- **Written instruction**
Find each line with the string "N₂H₅" and copy it.

* * * * *

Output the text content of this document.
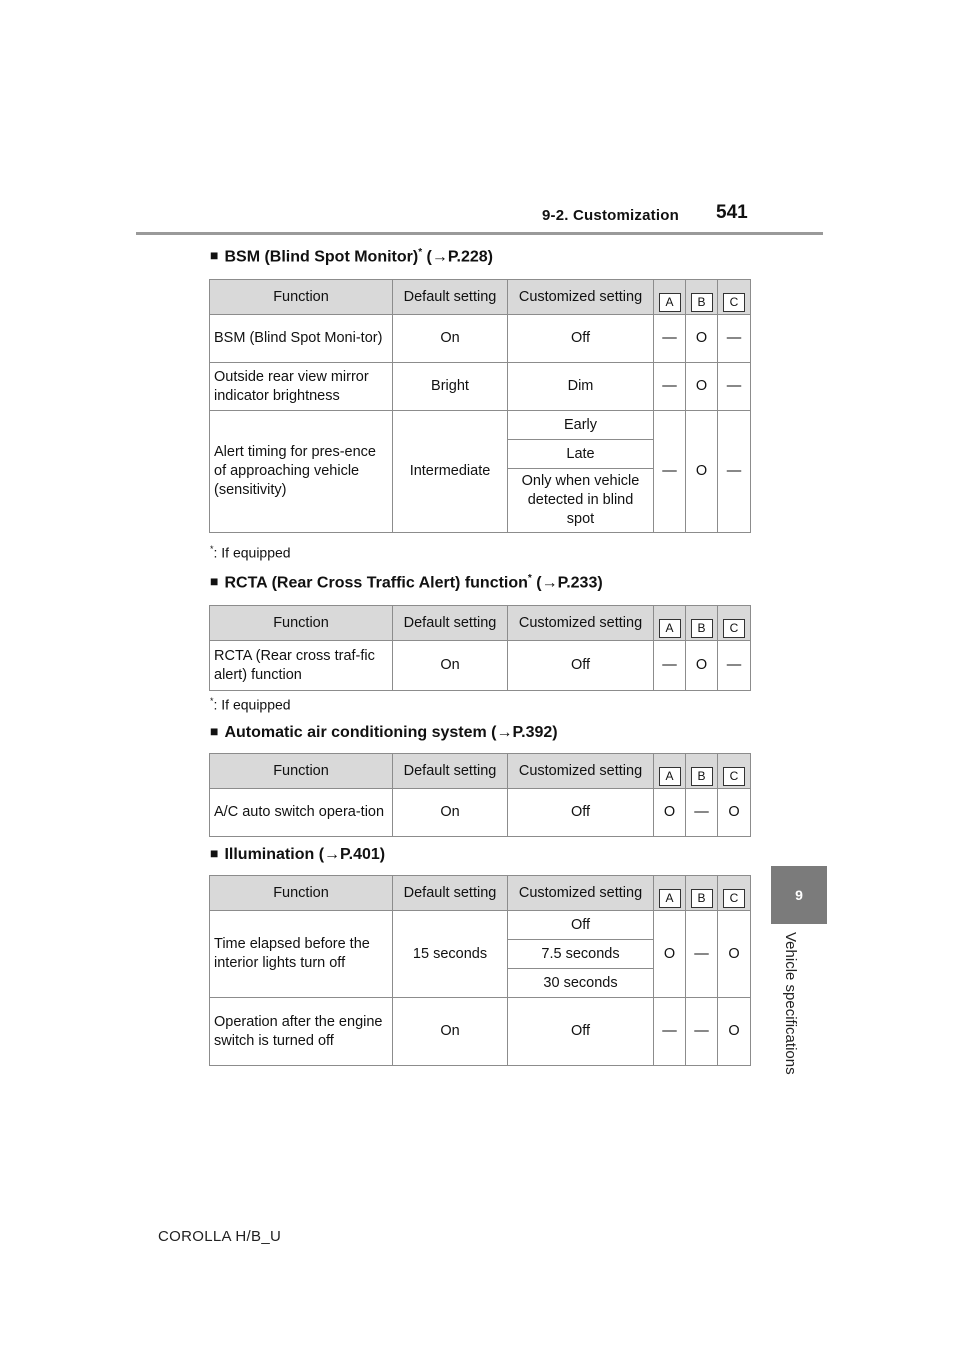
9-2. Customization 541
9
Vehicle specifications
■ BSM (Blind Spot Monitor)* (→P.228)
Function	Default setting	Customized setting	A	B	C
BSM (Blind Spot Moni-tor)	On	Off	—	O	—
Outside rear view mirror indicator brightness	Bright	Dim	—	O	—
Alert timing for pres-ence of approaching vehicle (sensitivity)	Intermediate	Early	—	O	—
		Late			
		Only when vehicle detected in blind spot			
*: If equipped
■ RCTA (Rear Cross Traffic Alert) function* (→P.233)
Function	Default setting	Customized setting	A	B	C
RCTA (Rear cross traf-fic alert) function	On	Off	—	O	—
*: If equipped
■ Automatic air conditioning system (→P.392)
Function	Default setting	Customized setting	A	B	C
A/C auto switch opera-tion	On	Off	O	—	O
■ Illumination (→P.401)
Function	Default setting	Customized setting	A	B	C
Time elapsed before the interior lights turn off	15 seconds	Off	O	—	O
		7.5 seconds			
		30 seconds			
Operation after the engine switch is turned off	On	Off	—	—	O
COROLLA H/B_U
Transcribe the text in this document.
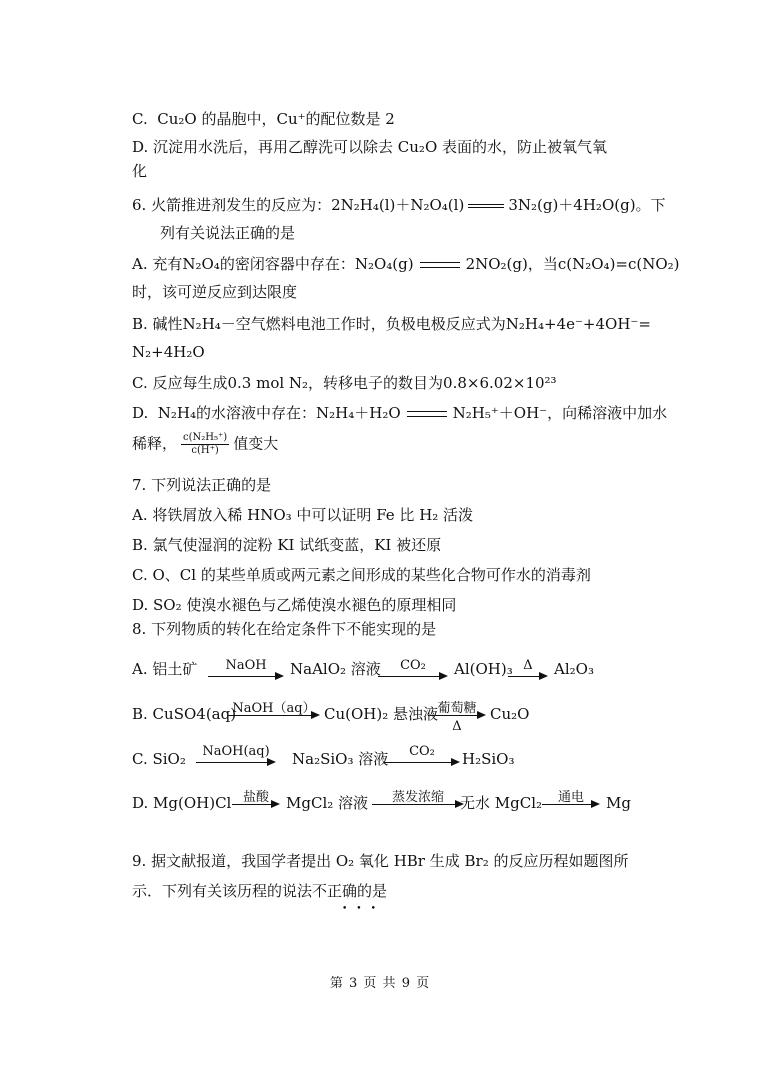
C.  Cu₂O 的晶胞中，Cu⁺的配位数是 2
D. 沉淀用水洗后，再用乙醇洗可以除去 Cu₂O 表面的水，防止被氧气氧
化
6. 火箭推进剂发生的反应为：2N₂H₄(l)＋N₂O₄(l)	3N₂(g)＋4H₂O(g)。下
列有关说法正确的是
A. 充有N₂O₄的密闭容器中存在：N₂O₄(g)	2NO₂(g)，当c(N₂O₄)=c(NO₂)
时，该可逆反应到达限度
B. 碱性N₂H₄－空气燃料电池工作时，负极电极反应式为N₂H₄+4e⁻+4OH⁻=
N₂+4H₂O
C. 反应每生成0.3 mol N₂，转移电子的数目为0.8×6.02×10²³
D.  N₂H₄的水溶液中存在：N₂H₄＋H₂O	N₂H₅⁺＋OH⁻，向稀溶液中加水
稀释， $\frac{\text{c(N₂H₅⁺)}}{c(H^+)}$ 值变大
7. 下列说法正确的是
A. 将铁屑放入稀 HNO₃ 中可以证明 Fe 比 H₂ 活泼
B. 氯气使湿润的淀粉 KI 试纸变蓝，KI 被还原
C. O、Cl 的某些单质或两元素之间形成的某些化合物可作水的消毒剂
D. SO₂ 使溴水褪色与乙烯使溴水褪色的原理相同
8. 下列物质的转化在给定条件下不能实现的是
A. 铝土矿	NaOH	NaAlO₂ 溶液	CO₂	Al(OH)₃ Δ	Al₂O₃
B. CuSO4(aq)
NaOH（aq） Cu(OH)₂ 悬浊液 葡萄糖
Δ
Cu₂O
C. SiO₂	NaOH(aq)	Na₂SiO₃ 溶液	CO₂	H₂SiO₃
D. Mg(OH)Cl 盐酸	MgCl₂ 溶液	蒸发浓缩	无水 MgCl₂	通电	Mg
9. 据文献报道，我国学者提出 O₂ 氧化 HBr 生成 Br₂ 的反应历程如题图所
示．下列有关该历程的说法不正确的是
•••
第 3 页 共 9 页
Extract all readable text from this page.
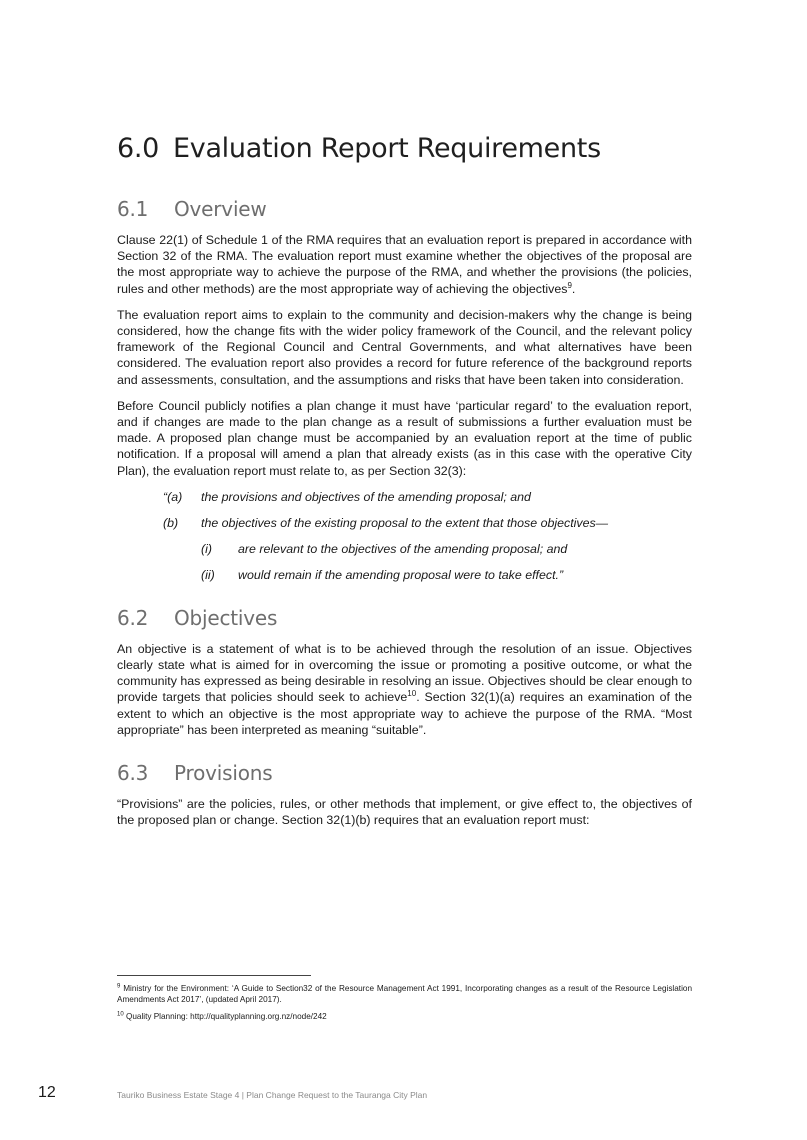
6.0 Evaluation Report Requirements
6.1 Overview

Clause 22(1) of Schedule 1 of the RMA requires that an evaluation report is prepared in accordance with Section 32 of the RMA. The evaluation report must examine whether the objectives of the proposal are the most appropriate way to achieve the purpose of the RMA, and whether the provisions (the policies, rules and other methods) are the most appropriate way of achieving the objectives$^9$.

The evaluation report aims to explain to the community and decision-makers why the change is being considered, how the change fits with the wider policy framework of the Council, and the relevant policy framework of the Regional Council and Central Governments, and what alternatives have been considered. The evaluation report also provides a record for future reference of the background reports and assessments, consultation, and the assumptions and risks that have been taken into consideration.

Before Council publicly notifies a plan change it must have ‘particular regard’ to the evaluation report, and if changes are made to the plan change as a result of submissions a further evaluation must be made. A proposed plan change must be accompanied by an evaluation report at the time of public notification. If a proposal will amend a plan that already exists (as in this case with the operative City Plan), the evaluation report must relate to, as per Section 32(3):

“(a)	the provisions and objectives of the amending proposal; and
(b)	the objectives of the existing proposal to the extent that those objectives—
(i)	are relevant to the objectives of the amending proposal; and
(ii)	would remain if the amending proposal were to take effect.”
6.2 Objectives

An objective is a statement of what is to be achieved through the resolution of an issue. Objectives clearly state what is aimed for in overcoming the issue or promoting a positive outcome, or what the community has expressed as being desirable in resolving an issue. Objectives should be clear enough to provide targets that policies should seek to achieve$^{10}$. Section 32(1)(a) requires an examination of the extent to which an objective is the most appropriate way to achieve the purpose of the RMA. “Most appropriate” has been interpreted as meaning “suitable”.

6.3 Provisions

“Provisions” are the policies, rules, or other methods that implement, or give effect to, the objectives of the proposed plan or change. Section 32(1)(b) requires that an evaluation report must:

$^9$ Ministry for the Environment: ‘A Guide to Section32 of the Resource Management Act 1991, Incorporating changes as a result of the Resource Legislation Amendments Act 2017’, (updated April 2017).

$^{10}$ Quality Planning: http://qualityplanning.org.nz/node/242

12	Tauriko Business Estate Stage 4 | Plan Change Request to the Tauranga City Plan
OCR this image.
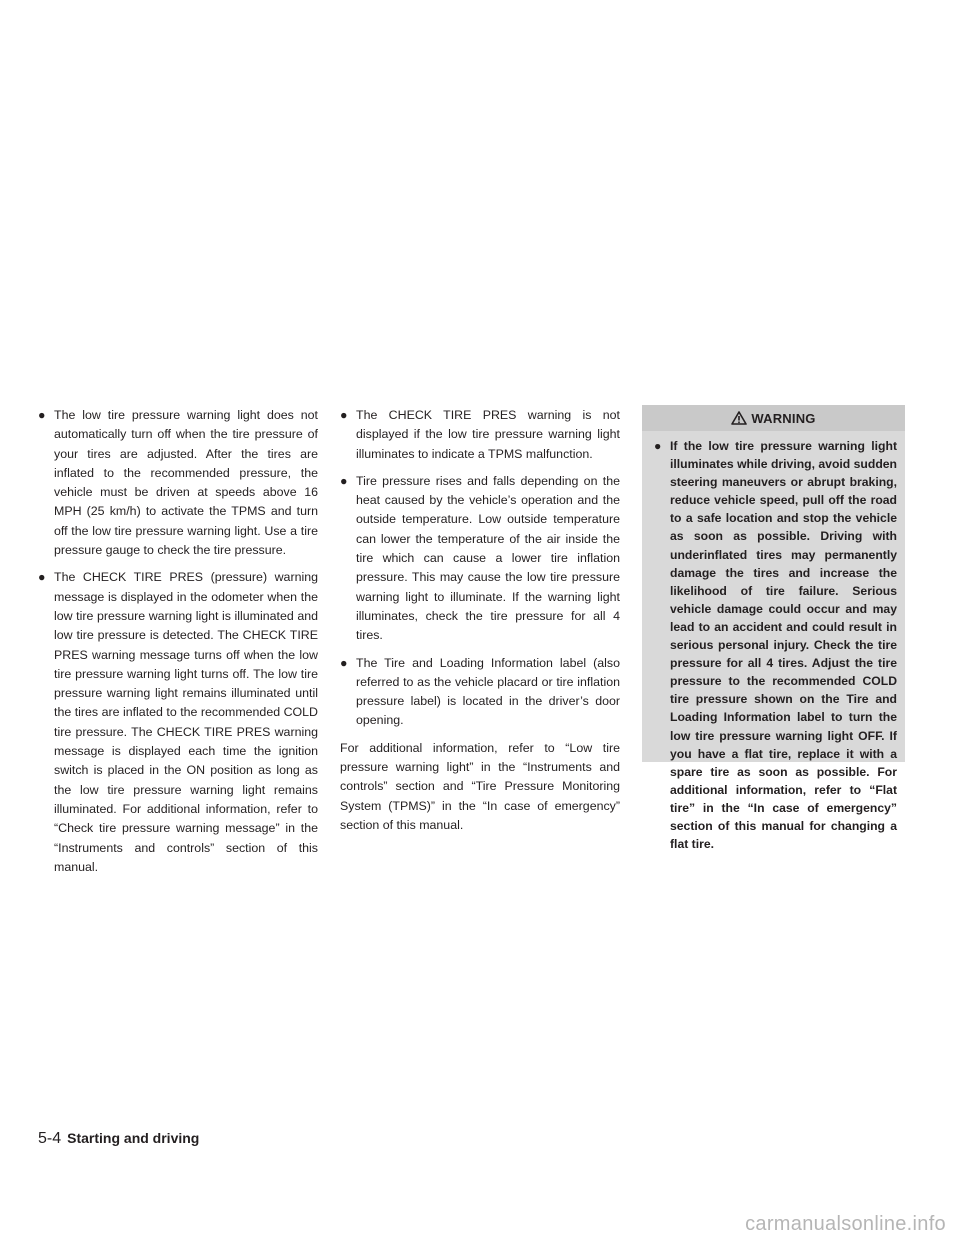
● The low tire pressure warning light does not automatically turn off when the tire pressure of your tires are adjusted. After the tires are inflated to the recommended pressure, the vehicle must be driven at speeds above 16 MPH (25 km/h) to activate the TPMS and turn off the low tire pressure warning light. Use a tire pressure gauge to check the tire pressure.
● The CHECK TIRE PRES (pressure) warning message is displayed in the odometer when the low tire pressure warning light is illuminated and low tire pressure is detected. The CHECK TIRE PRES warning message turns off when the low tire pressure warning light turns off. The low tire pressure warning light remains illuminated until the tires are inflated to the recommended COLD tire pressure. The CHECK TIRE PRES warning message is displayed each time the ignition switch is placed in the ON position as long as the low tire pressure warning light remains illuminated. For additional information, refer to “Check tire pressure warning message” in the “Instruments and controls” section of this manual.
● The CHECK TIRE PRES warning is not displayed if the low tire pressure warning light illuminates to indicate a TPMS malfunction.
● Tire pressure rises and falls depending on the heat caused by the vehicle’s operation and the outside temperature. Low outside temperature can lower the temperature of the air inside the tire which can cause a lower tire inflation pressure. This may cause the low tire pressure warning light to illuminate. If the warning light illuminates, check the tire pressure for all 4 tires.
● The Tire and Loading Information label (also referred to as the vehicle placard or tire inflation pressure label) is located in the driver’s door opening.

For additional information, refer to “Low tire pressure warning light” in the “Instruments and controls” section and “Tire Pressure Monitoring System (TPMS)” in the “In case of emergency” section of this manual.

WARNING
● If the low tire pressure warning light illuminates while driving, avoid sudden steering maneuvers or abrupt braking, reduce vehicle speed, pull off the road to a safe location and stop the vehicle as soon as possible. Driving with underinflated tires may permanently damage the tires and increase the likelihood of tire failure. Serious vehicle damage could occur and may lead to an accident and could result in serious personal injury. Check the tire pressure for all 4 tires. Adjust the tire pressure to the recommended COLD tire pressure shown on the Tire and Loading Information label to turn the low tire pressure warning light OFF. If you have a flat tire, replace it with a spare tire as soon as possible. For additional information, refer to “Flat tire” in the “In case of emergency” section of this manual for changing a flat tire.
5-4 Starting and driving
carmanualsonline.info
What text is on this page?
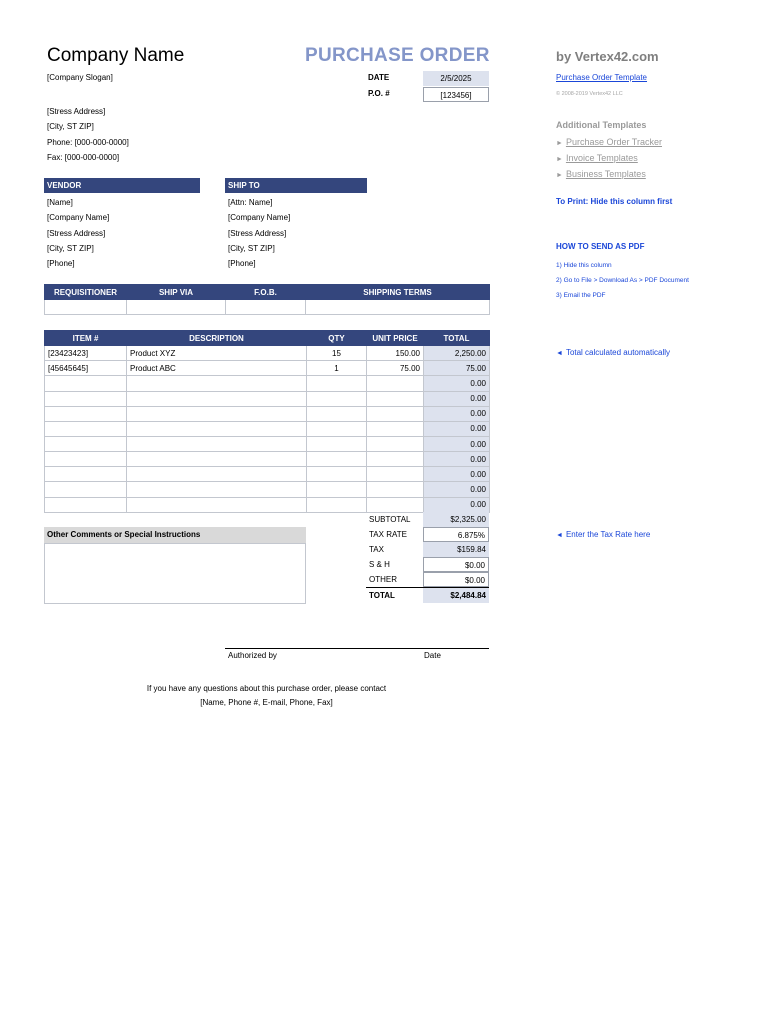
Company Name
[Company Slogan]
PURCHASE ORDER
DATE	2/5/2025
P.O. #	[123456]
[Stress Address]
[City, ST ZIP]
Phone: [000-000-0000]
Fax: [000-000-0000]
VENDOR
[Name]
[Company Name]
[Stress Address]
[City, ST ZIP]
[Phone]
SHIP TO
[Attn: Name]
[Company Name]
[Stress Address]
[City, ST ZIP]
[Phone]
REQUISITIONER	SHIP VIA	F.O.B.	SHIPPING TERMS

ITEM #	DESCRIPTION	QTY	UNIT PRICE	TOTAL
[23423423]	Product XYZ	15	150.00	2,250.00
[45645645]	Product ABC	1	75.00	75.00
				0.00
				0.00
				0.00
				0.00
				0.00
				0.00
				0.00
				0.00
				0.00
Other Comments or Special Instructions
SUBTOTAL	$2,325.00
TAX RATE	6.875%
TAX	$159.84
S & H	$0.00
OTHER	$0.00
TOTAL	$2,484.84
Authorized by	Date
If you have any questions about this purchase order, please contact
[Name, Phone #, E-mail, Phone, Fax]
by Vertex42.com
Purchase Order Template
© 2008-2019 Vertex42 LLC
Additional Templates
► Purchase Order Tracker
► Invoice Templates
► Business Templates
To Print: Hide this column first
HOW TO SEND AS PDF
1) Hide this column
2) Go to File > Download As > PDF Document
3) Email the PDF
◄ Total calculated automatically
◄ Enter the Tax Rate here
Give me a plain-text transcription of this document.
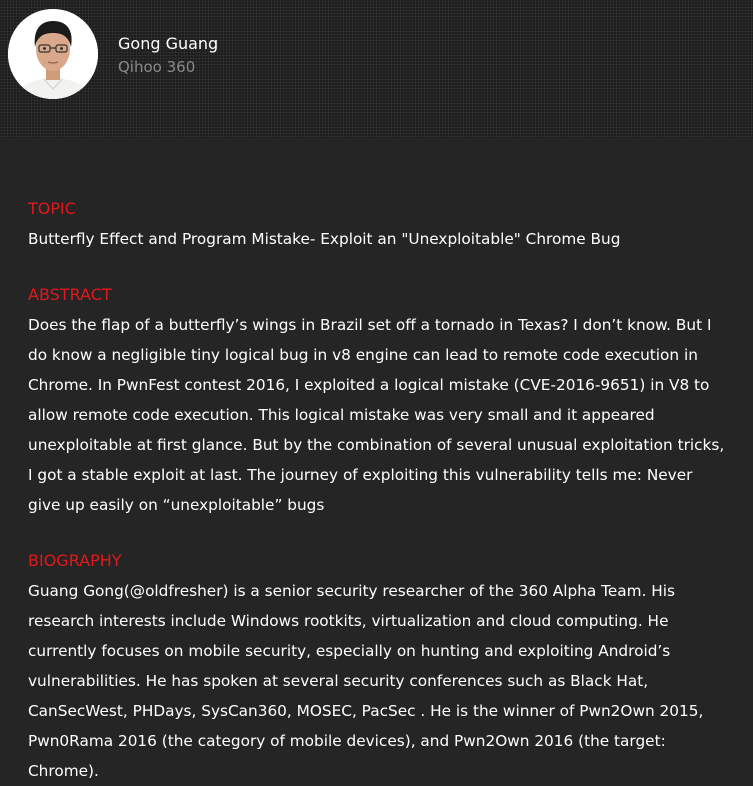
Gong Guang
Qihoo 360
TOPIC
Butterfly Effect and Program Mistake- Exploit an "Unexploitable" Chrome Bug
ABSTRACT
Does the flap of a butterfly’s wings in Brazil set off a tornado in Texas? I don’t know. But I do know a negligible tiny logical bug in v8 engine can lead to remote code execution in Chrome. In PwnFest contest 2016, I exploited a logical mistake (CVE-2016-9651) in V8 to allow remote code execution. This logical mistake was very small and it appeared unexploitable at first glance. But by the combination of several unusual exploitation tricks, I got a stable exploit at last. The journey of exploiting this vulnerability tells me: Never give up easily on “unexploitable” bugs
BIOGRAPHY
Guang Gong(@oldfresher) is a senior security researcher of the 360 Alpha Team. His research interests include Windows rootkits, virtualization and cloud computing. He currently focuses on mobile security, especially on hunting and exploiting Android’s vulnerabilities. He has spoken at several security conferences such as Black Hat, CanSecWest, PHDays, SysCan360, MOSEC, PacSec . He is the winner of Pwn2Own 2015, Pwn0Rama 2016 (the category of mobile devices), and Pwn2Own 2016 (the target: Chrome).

* * * * *

- **Solution to this exercise**
D.  N₂H₄的水溶液中存在：N₂H₄＋H₂O	N₂H₅⁺＋OH⁻，向稀溶液中加水
稀释， $\frac{\text{c(N₂H₅⁺)}}{c(H^+)}$ 值变大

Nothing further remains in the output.